Would you retype all of these records exactly?

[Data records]
============

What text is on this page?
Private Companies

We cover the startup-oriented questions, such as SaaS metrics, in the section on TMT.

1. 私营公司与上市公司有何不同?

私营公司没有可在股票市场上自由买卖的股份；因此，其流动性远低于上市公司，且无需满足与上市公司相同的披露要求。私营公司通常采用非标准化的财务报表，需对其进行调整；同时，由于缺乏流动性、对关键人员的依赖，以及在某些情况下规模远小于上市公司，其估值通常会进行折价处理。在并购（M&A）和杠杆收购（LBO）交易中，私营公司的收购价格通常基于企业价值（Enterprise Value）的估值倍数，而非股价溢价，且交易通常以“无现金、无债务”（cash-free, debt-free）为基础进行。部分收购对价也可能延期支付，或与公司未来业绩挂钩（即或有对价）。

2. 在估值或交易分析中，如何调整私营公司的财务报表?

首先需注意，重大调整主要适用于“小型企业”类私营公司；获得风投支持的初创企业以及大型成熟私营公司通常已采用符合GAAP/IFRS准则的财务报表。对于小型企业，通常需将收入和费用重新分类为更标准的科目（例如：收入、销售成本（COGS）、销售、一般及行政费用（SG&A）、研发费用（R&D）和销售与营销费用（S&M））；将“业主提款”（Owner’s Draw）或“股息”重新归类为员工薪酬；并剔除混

============

== COMPLETE RESPONSE ==
What text is on this page?
Private Companies

We cover the startup-oriented questions, such as SaaS metrics, in the section on TMT.

1. 私营公司与上市公司有何不同?

私营公司没有可在股票市场上自由买卖的股份；因此，其流动性远低于上市公司，且无需满足与上市公司相同的披露要求。私营公司通常采用非标准化的财务报表，需对其进行调整；同时，由于缺乏流动性、对关键人员的依赖，以及在某些情况下规模远小于上市公司，其估值通常会进行折价处理。在并购（M&A）和杠杆收购（LBO）交易中，私营公司的收购价格通常基于企业价值（Enterprise Value）的估值倍数，而非股价溢价，且交易通常以“无现金、无债务”（cash-free, debt-free）为基础进行。部分收购对价也可能延期支付，或与公司未来业绩挂钩（即或有对价）。

2. 在估值或交易分析中，如何调整私营公司的财务报表?

首先需注意，重大调整主要适用于“小型企业”类私营公司；获得风投支持的初创企业以及大型成熟私营公司通常已采用符合GAAP/IFRS准则的财务报表。对于小型企业，通常需将收入和费用重新分类为更标准的科目（例如：收入、销售成本（COGS）、销售、一般及行政费用（SG&A）、研发费用（R&D）和销售与营销费用（S&M））；将“业主提款”（Owner’s Draw）或“股息”重新归类为员工薪酬；并剔除混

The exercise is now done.